(Items from a data source)
+++++
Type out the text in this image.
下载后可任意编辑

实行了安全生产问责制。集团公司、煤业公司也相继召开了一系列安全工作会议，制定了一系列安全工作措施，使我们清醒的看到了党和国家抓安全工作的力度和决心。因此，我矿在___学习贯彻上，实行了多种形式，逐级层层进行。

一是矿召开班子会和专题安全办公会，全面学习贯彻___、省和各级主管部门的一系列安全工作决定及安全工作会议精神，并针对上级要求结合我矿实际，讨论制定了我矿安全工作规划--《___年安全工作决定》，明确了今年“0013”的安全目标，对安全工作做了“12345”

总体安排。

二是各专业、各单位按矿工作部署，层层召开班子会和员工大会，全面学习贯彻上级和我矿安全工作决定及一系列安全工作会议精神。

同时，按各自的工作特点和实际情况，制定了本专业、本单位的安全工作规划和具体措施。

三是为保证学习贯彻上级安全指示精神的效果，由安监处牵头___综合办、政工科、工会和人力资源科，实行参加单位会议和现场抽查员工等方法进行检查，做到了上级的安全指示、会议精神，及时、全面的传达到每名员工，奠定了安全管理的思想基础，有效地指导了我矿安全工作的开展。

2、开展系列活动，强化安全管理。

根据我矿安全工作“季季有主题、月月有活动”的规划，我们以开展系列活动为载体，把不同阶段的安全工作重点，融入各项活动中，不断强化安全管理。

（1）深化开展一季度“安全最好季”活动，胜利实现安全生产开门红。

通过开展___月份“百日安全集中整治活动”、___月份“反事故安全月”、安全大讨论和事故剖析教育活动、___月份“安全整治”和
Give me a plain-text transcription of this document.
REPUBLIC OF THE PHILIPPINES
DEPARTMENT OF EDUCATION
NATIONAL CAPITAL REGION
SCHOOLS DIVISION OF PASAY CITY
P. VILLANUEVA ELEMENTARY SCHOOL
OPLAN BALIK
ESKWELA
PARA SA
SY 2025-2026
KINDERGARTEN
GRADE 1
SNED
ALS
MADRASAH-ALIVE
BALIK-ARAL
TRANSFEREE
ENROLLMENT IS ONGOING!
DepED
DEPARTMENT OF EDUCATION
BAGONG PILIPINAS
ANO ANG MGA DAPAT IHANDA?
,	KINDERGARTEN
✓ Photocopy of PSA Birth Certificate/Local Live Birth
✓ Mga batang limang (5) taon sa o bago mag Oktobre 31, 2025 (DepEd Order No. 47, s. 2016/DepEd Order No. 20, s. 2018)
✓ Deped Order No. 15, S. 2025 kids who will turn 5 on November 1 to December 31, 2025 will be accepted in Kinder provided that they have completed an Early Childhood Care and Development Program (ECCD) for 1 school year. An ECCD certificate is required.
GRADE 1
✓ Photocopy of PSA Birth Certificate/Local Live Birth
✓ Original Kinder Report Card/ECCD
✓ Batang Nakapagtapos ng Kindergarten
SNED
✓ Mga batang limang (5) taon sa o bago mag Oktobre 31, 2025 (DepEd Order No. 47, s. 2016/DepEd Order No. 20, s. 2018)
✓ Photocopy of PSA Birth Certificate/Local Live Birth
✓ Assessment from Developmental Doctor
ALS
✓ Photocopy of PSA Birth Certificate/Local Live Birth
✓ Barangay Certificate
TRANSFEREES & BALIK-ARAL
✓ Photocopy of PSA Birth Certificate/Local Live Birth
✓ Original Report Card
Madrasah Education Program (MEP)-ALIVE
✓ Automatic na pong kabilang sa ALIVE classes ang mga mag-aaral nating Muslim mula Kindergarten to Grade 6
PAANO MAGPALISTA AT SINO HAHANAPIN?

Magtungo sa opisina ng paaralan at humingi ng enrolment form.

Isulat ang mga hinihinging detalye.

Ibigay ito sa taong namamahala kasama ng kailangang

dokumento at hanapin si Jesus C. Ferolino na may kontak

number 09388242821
+++++
Identify the lines in the entries above that contain "ECCD", then copy them out.

✓ Deped Order No. 15, S. 2025 kids who will turn 5 on November 1 to December 31, 2025 will be accepted in Kinder provided that they have completed an Early Childhood Care and Development Program (ECCD) for 1 school year. An ECCD certificate is required.
✓ Original Kinder Report Card/ECCD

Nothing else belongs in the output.